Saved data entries

— Begin —

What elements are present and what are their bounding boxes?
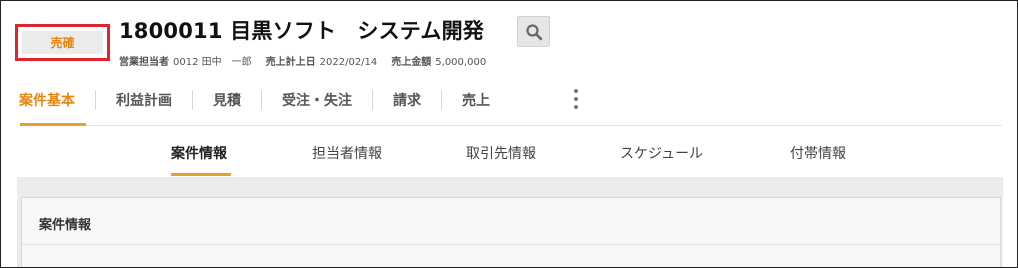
sub-tabs: 案件情報 担当者情報 取引先情報 スケジュール 付帯情報 [1, 141, 1017, 175]
tab-divider [95, 90, 96, 110]
active-subtab-indicator [171, 173, 231, 176]
search-button[interactable] [517, 16, 550, 47]
main-tabs: 案件基本 利益計画 見積 受注・失注 請求 売上 [19, 85, 490, 115]
tab-profit-plan[interactable]: 利益計画 [116, 90, 172, 110]
subtab-case-info[interactable]: 案件情報 [171, 143, 227, 163]
tab-order[interactable]: 受注・失注 [282, 90, 352, 110]
subtab-person-info[interactable]: 担当者情報 [312, 143, 382, 163]
meta-sales-date: 売上計上日 2022/02/14 [265, 57, 378, 68]
subtab-client-info[interactable]: 取引先情報 [466, 143, 536, 163]
tab-divider [441, 90, 442, 110]
page-title: 1800011 目黒ソフト システム開発 [119, 19, 484, 43]
status-highlight-box: 売確 [15, 24, 110, 61]
subtab-schedule[interactable]: スケジュール [620, 143, 703, 163]
panel-divider [22, 244, 1000, 245]
meta-sales-amount: 売上金額 5,000,000 [391, 57, 487, 68]
status-badge: 売確 [22, 31, 103, 54]
meta-sales-person: 営業担当者 0012 田中 一郎 [119, 57, 252, 68]
tab-estimate[interactable]: 見積 [213, 90, 241, 110]
more-vertical-icon[interactable] [569, 87, 583, 111]
header-meta: 営業担当者 0012 田中 一郎 売上計上日 2022/02/14 売上金額 5,00… [119, 53, 486, 68]
tab-sales[interactable]: 売上 [462, 90, 490, 110]
tab-divider [192, 90, 193, 110]
tab-case-basic[interactable]: 案件基本 [19, 90, 75, 110]
app-frame: 売確 1800011 目黒ソフト システム開発 営業担当者 0012 田中 一郎 … [0, 0, 1018, 268]
subtab-additional-info[interactable]: 付帯情報 [790, 143, 846, 163]
active-tab-indicator [20, 123, 86, 126]
tab-invoice[interactable]: 請求 [393, 90, 421, 110]
tab-divider [261, 90, 262, 110]
case-info-panel: 案件情報 [21, 197, 1001, 267]
tab-divider [372, 90, 373, 110]
tabs-divider-line [20, 125, 1002, 126]
panel-title: 案件情報 [39, 218, 92, 233]
search-icon [525, 23, 542, 40]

— End —

● **Problem description**
In every item, swap "tab-divider" for "tab-separator" and reproduce the lines with no other change, omitting the pictures.

● **Solved exercise**
What elements are present and what are their bounding boxes?
sub-tabs: 案件情報 担当者情報 取引先情報 スケジュール 付帯情報 [1, 141, 1017, 175]
tab-separator [95, 90, 96, 110]
active-subtab-indicator [171, 173, 231, 176]
search-button[interactable] [517, 16, 550, 47]
main-tabs: 案件基本 利益計画 見積 受注・失注 請求 売上 [19, 85, 490, 115]
tab-profit-plan[interactable]: 利益計画 [116, 90, 172, 110]
subtab-case-info[interactable]: 案件情報 [171, 143, 227, 163]
tab-order[interactable]: 受注・失注 [282, 90, 352, 110]
subtab-person-info[interactable]: 担当者情報 [312, 143, 382, 163]
meta-sales-date: 売上計上日 2022/02/14 [265, 57, 378, 68]
subtab-client-info[interactable]: 取引先情報 [466, 143, 536, 163]
tab-separator [441, 90, 442, 110]
page-title: 1800011 目黒ソフト システム開発 [119, 19, 484, 43]
status-highlight-box: 売確 [15, 24, 110, 61]
subtab-schedule[interactable]: スケジュール [620, 143, 703, 163]
panel-divider [22, 244, 1000, 245]
meta-sales-amount: 売上金額 5,000,000 [391, 57, 487, 68]
status-badge: 売確 [22, 31, 103, 54]
meta-sales-person: 営業担当者 0012 田中 一郎 [119, 57, 252, 68]
tab-estimate[interactable]: 見積 [213, 90, 241, 110]
more-vertical-icon[interactable] [569, 87, 583, 111]
header-meta: 営業担当者 0012 田中 一郎 売上計上日 2022/02/14 売上金額 5,00… [119, 53, 486, 68]
tab-sales[interactable]: 売上 [462, 90, 490, 110]
tab-separator [192, 90, 193, 110]
tab-case-basic[interactable]: 案件基本 [19, 90, 75, 110]
app-frame: 売確 1800011 目黒ソフト システム開発 営業担当者 0012 田中 一郎 … [0, 0, 1018, 268]
subtab-additional-info[interactable]: 付帯情報 [790, 143, 846, 163]
active-tab-indicator [20, 123, 86, 126]
tab-invoice[interactable]: 請求 [393, 90, 421, 110]
tab-separator [261, 90, 262, 110]
case-info-panel: 案件情報 [21, 197, 1001, 267]
tab-separator [372, 90, 373, 110]
tabs-divider-line [20, 125, 1002, 126]
panel-title: 案件情報 [39, 218, 92, 233]
search-icon [525, 23, 542, 40]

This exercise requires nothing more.